Your goal — Retype all the entries word for word, but omit the pictures.

────────────────────

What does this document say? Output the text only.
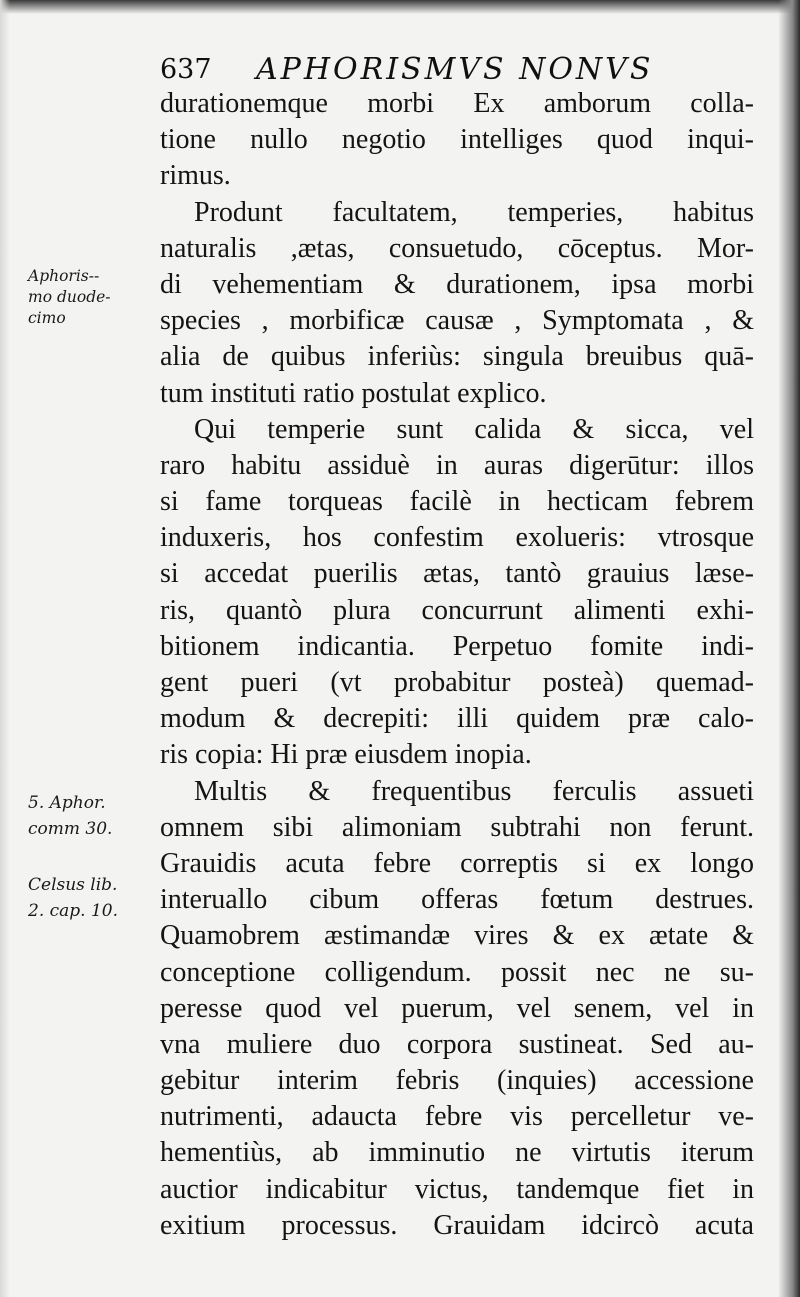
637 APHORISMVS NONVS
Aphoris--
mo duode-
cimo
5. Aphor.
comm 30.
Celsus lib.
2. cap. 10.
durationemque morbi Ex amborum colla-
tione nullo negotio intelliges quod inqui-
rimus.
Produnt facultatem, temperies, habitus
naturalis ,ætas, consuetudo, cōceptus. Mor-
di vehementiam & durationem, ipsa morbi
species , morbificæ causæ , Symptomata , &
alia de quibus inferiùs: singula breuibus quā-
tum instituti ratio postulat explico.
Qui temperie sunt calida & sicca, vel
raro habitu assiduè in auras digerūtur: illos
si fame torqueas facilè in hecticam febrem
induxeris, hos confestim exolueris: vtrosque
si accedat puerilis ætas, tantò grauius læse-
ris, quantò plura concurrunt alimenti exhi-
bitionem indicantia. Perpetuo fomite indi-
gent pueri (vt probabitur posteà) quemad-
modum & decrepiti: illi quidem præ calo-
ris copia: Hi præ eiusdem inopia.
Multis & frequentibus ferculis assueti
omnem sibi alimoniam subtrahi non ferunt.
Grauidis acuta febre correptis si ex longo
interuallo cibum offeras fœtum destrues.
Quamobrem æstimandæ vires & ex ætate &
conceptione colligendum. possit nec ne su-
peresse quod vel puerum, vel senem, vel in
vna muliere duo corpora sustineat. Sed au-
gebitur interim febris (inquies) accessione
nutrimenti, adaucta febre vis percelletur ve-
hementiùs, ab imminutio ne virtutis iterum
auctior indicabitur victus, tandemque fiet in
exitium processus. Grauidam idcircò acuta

────────────────────

Solution —
What does this document say? Output the text only.
637 APHORISMVS NONVS
Aphoris--
mo duode-
cimo
5. Aphor.
comm 30.
Celsus lib.
2. cap. 10.
durationemque morbi Ex amborum colla-
tione nullo negotio intelliges quod inqui-
rimus.
Produnt facultatem, temperies, habitus
naturalis ,ætas, consuetudo, cōceptus. Mor-
di vehementiam & durationem, ipsa morbi
species , morbificæ causæ , Symptomata , &
alia de quibus inferiùs: singula breuibus quā-
tum instituti ratio postulat explico.
Qui temperie sunt calida & sicca, vel
raro habitu assiduè in auras digerūtur: illos
si fame torqueas facilè in hecticam febrem
induxeris, hos confestim exolueris: vtrosque
si accedat puerilis ætas, tantò grauius læse-
ris, quantò plura concurrunt alimenti exhi-
bitionem indicantia. Perpetuo fomite indi-
gent pueri (vt probabitur posteà) quemad-
modum & decrepiti: illi quidem præ calo-
ris copia: Hi præ eiusdem inopia.
Multis & frequentibus ferculis assueti
omnem sibi alimoniam subtrahi non ferunt.
Grauidis acuta febre correptis si ex longo
interuallo cibum offeras fœtum destrues.
Quamobrem æstimandæ vires & ex ætate &
conceptione colligendum. possit nec ne su-
peresse quod vel puerum, vel senem, vel in
vna muliere duo corpora sustineat. Sed au-
gebitur interim febris (inquies) accessione
nutrimenti, adaucta febre vis percelletur ve-
hementiùs, ab imminutio ne virtutis iterum
auctior indicabitur victus, tandemque fiet in
exitium processus. Grauidam idcircò acuta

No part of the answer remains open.